- **Instructions to follow**:
Could you print all the entries exactly?

↓

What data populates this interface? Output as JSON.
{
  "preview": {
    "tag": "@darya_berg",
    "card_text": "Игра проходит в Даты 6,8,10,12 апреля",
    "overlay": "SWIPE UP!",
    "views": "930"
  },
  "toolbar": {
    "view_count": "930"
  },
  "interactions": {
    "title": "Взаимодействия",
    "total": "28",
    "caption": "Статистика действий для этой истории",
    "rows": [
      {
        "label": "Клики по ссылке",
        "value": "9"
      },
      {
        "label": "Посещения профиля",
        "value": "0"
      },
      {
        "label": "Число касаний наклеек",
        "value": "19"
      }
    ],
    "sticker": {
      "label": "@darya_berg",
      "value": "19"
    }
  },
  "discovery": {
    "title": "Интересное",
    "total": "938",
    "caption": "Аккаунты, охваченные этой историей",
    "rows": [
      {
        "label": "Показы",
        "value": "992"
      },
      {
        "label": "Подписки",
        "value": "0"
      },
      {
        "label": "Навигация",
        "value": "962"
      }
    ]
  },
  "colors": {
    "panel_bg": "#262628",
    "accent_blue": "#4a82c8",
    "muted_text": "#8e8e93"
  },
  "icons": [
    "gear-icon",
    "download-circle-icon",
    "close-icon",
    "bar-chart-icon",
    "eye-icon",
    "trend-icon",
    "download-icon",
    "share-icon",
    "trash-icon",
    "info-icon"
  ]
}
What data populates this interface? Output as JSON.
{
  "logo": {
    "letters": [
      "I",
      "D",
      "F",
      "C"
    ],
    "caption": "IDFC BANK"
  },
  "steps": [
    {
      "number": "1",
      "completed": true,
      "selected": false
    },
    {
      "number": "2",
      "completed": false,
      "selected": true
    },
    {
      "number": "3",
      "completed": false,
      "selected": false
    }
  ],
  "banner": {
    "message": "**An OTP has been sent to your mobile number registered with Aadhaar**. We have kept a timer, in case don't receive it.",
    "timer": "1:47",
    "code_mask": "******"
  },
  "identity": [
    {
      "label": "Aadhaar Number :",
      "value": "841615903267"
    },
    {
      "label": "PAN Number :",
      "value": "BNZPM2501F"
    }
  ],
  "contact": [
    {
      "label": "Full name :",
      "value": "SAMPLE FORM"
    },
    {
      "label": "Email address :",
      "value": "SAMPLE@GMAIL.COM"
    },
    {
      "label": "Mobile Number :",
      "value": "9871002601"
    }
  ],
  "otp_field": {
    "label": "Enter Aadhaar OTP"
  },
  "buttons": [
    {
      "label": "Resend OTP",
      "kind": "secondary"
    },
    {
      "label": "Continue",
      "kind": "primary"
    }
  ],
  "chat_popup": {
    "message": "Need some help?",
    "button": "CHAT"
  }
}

↑

- **Answer to the problem**:
What data populates this interface? Output as JSON.
{
  "preview": {
    "tag": "@darya_berg",
    "card_text": "Игра проходит в Даты 6,8,10,12 апреля",
    "overlay": "SWIPE UP!",
    "views": "930"
  },
  "toolbar": {
    "view_count": "930"
  },
  "interactions": {
    "title": "Взаимодействия",
    "total": "28",
    "caption": "Статистика действий для этой истории",
    "rows": [
      {
        "label": "Клики по ссылке",
        "value": "9"
      },
      {
        "label": "Посещения профиля",
        "value": "0"
      },
      {
        "label": "Число касаний наклеек",
        "value": "19"
      }
    ],
    "sticker": {
      "label": "@darya_berg",
      "value": "19"
    }
  },
  "discovery": {
    "title": "Интересное",
    "total": "938",
    "caption": "Аккаунты, охваченные этой историей",
    "rows": [
      {
        "label": "Показы",
        "value": "992"
      },
      {
        "label": "Подписки",
        "value": "0"
      },
      {
        "label": "Навигация",
        "value": "962"
      }
    ]
  },
  "colors": {
    "panel_bg": "#262628",
    "accent_blue": "#4a82c8",
    "muted_text": "#8e8e93"
  },
  "icons": [
    "gear-icon",
    "download-circle-icon",
    "close-icon",
    "bar-chart-icon",
    "eye-icon",
    "trend-icon",
    "download-icon",
    "share-icon",
    "trash-icon",
    "info-icon"
  ]
}
What data populates this interface? Output as JSON.
{
  "logo": {
    "letters": [
      "I",
      "D",
      "F",
      "C"
    ],
    "caption": "IDFC BANK"
  },
  "steps": [
    {
      "number": "1",
      "completed": true,
      "selected": false
    },
    {
      "number": "2",
      "completed": false,
      "selected": true
    },
    {
      "number": "3",
      "completed": false,
      "selected": false
    }
  ],
  "banner": {
    "message": "**An OTP has been sent to your mobile number registered with Aadhaar**. We have kept a timer, in case don't receive it.",
    "timer": "1:47",
    "code_mask": "******"
  },
  "identity": [
    {
      "label": "Aadhaar Number :",
      "value": "841615903267"
    },
    {
      "label": "PAN Number :",
      "value": "BNZPM2501F"
    }
  ],
  "contact": [
    {
      "label": "Full name :",
      "value": "SAMPLE FORM"
    },
    {
      "label": "Email address :",
      "value": "SAMPLE@GMAIL.COM"
    },
    {
      "label": "Mobile Number :",
      "value": "9871002601"
    }
  ],
  "otp_field": {
    "label": "Enter Aadhaar OTP"
  },
  "buttons": [
    {
      "label": "Resend OTP",
      "kind": "secondary"
    },
    {
      "label": "Continue",
      "kind": "primary"
    }
  ],
  "chat_popup": {
    "message": "Need some help?",
    "button": "CHAT"
  }
}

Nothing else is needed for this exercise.